▸ **What you will do**
Scan the material for the word "value", and copy each line where it shows up.

▸ **Information provided**
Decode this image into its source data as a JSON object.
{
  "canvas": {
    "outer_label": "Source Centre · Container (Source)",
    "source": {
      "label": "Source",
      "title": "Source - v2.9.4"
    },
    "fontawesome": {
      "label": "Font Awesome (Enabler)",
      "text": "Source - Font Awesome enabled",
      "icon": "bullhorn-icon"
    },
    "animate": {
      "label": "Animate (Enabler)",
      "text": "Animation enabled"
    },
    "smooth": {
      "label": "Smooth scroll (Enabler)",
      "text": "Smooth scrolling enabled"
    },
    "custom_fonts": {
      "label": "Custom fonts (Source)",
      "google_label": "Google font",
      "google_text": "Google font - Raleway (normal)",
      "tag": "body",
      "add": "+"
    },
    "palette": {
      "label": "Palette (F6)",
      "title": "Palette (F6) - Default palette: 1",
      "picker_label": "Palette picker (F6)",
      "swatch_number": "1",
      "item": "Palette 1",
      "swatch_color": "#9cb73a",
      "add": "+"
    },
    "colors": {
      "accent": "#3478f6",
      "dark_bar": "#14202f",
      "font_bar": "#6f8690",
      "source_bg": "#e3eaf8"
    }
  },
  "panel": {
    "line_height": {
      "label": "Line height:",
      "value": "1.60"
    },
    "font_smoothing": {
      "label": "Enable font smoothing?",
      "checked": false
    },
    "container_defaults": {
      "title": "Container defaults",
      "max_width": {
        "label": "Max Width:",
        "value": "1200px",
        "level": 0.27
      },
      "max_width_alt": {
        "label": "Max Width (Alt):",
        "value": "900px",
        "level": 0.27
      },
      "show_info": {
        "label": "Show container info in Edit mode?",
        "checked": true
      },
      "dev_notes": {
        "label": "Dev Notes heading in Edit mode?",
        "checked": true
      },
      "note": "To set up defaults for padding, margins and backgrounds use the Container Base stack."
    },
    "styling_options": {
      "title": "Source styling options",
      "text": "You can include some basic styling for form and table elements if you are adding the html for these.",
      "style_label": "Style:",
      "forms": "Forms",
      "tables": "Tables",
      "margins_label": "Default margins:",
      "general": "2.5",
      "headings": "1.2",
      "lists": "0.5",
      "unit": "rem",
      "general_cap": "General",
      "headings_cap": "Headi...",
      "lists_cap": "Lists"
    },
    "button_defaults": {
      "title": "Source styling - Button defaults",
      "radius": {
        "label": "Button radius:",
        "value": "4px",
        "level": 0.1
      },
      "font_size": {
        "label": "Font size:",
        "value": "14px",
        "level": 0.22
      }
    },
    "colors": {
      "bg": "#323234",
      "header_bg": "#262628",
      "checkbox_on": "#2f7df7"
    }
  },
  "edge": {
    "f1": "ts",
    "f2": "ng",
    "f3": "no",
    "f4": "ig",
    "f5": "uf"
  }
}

▸ **Answer for the task**
      "value": "1.60"
        "value": "1200px",
        "value": "900px",
        "value": "4px",
        "value": "14px",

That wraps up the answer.